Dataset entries

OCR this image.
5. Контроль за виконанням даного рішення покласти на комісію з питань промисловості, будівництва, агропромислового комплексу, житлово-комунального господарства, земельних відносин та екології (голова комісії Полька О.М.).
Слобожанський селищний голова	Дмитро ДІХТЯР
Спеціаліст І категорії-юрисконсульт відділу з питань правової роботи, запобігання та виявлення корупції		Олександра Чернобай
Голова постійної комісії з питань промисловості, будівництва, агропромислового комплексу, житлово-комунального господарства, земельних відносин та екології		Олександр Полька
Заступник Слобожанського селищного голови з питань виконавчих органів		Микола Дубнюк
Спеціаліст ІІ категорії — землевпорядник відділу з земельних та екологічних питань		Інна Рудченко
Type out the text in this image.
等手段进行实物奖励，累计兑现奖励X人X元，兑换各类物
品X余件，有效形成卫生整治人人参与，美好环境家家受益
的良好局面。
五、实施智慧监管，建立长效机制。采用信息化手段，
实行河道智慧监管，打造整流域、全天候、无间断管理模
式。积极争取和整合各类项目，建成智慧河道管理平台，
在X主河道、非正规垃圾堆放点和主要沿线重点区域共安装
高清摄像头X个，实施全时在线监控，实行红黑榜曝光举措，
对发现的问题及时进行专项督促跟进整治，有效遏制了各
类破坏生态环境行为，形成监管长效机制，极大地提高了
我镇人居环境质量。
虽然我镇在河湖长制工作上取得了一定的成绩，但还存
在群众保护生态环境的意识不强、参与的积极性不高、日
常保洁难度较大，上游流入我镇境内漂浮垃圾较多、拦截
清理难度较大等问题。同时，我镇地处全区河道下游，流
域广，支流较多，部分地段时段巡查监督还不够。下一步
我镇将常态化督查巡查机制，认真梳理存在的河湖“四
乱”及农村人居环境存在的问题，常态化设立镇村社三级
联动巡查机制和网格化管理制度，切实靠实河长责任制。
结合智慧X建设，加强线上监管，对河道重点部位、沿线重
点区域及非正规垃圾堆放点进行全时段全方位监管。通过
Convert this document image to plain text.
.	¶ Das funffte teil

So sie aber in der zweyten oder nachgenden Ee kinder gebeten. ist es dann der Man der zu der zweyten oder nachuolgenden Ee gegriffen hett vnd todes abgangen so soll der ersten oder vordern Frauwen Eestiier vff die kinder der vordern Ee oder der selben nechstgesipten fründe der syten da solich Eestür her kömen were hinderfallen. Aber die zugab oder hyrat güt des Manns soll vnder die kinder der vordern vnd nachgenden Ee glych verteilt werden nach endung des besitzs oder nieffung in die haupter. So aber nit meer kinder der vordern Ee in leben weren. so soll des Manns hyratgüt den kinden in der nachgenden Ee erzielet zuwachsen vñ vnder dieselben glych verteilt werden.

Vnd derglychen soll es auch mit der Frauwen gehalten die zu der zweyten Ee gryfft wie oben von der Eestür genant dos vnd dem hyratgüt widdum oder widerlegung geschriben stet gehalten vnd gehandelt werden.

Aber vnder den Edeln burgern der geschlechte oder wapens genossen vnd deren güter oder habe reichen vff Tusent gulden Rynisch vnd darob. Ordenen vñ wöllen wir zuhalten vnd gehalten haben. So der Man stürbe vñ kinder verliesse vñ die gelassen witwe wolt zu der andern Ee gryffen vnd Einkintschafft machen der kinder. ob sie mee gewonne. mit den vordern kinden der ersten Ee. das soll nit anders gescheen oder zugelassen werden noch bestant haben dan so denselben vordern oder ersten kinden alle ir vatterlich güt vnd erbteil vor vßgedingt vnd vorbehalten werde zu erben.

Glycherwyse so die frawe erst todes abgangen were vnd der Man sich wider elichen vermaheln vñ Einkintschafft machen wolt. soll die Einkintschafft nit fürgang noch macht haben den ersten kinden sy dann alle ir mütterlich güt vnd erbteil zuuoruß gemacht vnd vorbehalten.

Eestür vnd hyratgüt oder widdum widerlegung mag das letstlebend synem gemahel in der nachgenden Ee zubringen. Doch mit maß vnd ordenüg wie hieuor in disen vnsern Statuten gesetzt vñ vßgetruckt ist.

== Exercise directions ==
Out of the material above, gather each line where "Спеціаліст" appears.

== Solution below ==
Спеціаліст І категорії-юрисконсульт відділу з питань правової роботи, запобігання та виявлення корупції		Олександра Чернобай
Спеціаліст ІІ категорії — землевпорядник відділу з земельних та екологічних питань		Інна Рудченко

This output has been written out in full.